#### Source:
···

JOHN NJERU IRERI v REPUBLIC [2012] KEHC 3412 (KLR)
Full Case Text
REPUBLIC OF KENYA
IN THE HIGH COURT OF KENYA
AT MOMBASA
APPELLATE SIDE
CRIMINAL APPEAL NO. 502 OF 2010
(From Original Conviction and Sentence in Criminal Case No. 4006 of 2009 of the Chief Magistrate’s Court at Mombasa: R. Ondieki – S.R.M.)
JOHN NJERU IRERI …………………............................................…..………….………… APPELLANT
=VERSUS=
REPUBLIC …………………….………….…………..............................................………... RESPONDENT
JUDGEMENT
The Appellant namely JOHN NJERU IRERI has filed this appeal challenging his conviction and sentence by the learned Senior Resident Magistrate sitting at Mombasa Law Courts. The Appellant together with three (3) other accused persons was first arraigned in court on 14th February 2009 facing two (2) counts of ROBBERY WITH VIOLENCE CONTRARY TO SECTION 296(2) OF THE PENAL CODE. The Appellant entered a plea of ‘Not Guilty’ to both counts and his trial commenced on 21st January 2010. The prosecution led by INSPECTOR NGOMO called a total of eight (8) witnesses in support of their case.
The prosecution case revolved around a robbery incident which occurred on 26th November 2009 at about 12 noon at a mobile shop situated at the Lebanon Roundabout in Mombasa. PW2 SAID ABDALLAH and PW3 ELISHA SADUNA WAGONGO both testified that they were on duty in the shop busy working on the material date and time. At about noon, five armed men burst into the said shop. The men beat them up together with their customers and robbed them of both cash, and mobile phones as well as airtime scratch cards. After collecting the loot the robbers fled into a nearby matatu and escaped. PW2 who sells phones electronics and airtime told the court that he was robbed of cash Kshs.15,000/- mobile phones, including dummy phones on display in his shop and airtime cards all valued at kshs.57,000/-. On his part PW3 who operates his business in the same shop told the court that he was robbed of cash kshs.3,000/- and six (6) mobile phones. The matter was reported to police. The following day police arrested the Appellant inside his house at Tudor slums and recovered two (2) dummy phones which were identified as amongst the items stolen from the shop. The Appellant then led police to the homes of the other three accused persons who were also arrested. Upon completion of police investigations all four accuseds were brought to court and charged.

···

#### Aim 1:
From the court judgment above, list every sum of money in Kenyan shillings that it gives, and say what each sum refers to.
#### Aim 2:
Continue the court judgment above from the last sentence shown.

···

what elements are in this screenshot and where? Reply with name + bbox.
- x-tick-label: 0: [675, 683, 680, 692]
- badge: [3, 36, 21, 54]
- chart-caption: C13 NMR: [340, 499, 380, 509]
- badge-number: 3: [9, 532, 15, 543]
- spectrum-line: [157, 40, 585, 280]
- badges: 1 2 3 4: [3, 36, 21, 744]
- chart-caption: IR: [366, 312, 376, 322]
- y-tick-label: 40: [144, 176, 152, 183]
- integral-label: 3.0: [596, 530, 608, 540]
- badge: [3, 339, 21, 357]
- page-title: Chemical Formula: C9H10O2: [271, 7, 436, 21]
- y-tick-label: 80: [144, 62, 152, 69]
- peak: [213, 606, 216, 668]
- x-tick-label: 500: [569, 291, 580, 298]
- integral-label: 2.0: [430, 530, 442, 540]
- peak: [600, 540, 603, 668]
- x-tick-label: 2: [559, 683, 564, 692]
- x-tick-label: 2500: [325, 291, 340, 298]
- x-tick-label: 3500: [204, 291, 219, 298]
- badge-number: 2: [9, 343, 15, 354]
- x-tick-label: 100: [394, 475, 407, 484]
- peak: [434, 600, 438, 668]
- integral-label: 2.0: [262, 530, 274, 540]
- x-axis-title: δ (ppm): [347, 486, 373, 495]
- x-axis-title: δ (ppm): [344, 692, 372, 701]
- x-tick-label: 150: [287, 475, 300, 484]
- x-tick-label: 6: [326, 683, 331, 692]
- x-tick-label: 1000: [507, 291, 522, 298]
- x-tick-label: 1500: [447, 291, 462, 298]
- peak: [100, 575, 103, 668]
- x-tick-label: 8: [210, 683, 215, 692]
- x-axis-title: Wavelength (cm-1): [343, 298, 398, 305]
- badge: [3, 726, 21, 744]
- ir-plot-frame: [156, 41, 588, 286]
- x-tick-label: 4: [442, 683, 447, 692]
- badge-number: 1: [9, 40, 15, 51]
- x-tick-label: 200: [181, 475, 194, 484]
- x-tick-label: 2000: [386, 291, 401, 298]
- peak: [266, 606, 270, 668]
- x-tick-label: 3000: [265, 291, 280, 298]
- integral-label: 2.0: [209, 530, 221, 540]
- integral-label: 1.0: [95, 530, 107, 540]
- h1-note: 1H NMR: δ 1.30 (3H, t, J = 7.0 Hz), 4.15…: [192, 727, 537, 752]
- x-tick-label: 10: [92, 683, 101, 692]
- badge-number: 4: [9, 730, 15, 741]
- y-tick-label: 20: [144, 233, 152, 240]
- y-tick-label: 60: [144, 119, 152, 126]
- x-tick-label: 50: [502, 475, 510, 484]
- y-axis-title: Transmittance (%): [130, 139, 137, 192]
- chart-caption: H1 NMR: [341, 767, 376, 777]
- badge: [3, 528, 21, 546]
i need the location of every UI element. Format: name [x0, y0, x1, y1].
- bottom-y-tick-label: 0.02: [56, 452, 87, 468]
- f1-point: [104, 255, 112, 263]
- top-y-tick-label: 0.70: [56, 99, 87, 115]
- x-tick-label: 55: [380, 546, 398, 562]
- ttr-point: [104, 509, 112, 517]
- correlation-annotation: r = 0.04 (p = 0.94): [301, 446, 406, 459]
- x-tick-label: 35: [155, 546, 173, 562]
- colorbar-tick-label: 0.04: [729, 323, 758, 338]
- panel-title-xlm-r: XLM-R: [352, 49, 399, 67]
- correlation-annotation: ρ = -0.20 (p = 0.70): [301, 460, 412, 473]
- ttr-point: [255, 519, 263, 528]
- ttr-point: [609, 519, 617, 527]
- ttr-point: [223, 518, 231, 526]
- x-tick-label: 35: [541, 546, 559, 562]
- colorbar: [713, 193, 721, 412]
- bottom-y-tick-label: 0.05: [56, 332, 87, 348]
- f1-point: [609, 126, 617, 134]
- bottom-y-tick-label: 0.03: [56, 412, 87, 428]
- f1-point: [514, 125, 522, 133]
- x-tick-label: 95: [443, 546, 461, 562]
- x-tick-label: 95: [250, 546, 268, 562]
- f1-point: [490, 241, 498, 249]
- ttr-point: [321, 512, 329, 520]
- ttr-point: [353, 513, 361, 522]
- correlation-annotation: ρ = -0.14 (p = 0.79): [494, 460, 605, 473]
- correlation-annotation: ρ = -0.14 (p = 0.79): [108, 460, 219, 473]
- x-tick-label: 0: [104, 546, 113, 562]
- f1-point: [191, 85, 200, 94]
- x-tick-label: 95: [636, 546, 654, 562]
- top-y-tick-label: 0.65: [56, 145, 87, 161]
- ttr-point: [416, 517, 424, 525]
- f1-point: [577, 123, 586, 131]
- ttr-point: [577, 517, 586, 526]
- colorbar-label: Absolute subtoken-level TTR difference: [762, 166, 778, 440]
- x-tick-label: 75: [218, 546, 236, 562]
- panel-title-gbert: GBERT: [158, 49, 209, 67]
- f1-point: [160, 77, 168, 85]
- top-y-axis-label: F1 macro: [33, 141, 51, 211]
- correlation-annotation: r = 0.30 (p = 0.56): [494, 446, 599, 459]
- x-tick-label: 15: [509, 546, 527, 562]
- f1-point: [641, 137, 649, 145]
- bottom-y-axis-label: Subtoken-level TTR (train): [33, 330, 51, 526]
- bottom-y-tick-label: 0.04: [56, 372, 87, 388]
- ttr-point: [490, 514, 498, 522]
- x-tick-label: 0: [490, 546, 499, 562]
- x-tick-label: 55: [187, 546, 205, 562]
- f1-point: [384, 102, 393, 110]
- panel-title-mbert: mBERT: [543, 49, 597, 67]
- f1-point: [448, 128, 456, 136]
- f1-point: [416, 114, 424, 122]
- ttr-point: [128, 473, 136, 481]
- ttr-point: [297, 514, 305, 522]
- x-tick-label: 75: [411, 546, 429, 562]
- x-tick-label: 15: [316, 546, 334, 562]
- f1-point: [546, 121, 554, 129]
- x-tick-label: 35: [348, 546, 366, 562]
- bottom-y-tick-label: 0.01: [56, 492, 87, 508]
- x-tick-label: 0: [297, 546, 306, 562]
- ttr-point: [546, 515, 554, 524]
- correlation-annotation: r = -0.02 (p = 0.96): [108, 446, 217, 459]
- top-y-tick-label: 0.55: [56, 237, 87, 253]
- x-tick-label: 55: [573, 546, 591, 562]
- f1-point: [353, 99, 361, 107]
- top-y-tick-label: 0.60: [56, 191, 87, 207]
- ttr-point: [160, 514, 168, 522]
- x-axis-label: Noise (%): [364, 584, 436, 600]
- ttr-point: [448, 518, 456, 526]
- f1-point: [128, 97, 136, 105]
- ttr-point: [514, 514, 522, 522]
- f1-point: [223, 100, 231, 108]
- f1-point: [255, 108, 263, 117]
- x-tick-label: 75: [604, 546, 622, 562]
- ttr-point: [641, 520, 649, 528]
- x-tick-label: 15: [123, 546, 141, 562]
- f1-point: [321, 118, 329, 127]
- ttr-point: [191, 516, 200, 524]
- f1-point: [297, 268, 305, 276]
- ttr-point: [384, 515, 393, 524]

···

#### Written answer 1:
- Kshs.15,000/-: the cash PW2 said was taken from him.
- Kshs.57,000/-: the total value of PW2's stolen cash, mobile phones (including dummy phones) and airtime cards.
- Kshs.3,000/-: the cash PW3 said was taken from him.

#### Written answer 2:
At the close of the prosecution case the Appellant was ruled to have a case to answer and was placed on his defence. He gave a sworn defence in which he denied any and all involvement in the robberies in question. On 18th November 2010 the learned trial magistrate delivered his judgement in which he convicted the Appellant on both counts of Robbery with Violence and thereafter sentenced him to death. The other three accused persons were acquitted of all charges. Being aggrieved by both his conviction and sentence the Appellant filed this present appeal. The Appellant who acted in person during his appeal chose to rely entirely upon his written submissions which with the leave of the court had been duly filed. MR. JAMI learned State Counsel who appeared for the Respondent State opposed the appeal. Being a court of first appeal we are duty bound to re-examine and re-evaluate all the evidence adduced before the trial court and to draw our own conclusions on the same [see AJODE –VS- REPUBLIC [2004]2 KLR]. Having carefully perused the written submissions filed by the Appellant in this case we note that he raised the following grounds for his appeal:
(1)Defective charge sheet
(2)Identification
(3)Recent possession and
(4)Failure to consider his Defence
We shall now proceed to consider each ground of this appeal individually. On the first ground the Appellant submits that the charge sheet as framed was defective as it failed to give an accurate description of the stolen property. He argues that the time when the offence was allegedly committed was not indicated in the charge sheet and that there was absence of details like make and colour of the mobile phones alleged to have been stolen. We have ourselves anxiously perused the said charge sheet bearing in mind Section 137(a)(ii) of the Criminal Procedure Code which provides:
“(ii)the statement of offence shall describe the offence shortly in ordinary language, avoiding as far as possible the use of technical terms, and without necessarily stating all the essential elements of the offence, and if the offence charged is one created by enactment shall contain a reference to the section of the enactment creating the offence”
A charge sheet is meant to be put a brief synopsis of the evidence to be adduced. As such it is not required to state in great detail all the elements of the offence. A brief summary will suffice. In our view the failure to indicate the time of offence is not a fatal defect in the charge sheet. All the specific details of the incident are expected to be adduced through the evidence of the witnesses. In our view this charge sheet complied properly with Section 137(a)(ii). It gives reasonably clear information on the offence. We found in it no fatal defect and thus we do dismiss this ground of the appeal.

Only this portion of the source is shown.